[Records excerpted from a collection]
•••

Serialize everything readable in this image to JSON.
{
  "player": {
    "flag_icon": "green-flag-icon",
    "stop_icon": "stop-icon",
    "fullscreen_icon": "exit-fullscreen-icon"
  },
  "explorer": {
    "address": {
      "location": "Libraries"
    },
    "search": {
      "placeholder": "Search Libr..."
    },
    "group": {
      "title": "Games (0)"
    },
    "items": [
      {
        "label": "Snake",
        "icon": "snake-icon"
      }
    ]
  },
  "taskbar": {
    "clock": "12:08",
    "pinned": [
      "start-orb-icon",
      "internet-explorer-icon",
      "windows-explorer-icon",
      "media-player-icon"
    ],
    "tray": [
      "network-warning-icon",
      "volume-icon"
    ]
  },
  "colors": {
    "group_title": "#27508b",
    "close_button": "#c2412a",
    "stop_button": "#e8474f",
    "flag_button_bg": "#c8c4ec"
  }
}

•••

DIRECTIONS:
Output all of the data above without any alteration.

SOLUTION FOR THIS EXERCISE:
Serialize everything readable in this image to JSON.
{
  "player": {
    "flag_icon": "green-flag-icon",
    "stop_icon": "stop-icon",
    "fullscreen_icon": "exit-fullscreen-icon"
  },
  "explorer": {
    "address": {
      "location": "Libraries"
    },
    "search": {
      "placeholder": "Search Libr..."
    },
    "group": {
      "title": "Games (0)"
    },
    "items": [
      {
        "label": "Snake",
        "icon": "snake-icon"
      }
    ]
  },
  "taskbar": {
    "clock": "12:08",
    "pinned": [
      "start-orb-icon",
      "internet-explorer-icon",
      "windows-explorer-icon",
      "media-player-icon"
    ],
    "tray": [
      "network-warning-icon",
      "volume-icon"
    ]
  },
  "colors": {
    "group_title": "#27508b",
    "close_button": "#c2412a",
    "stop_button": "#e8474f",
    "flag_button_bg": "#c8c4ec"
  }
}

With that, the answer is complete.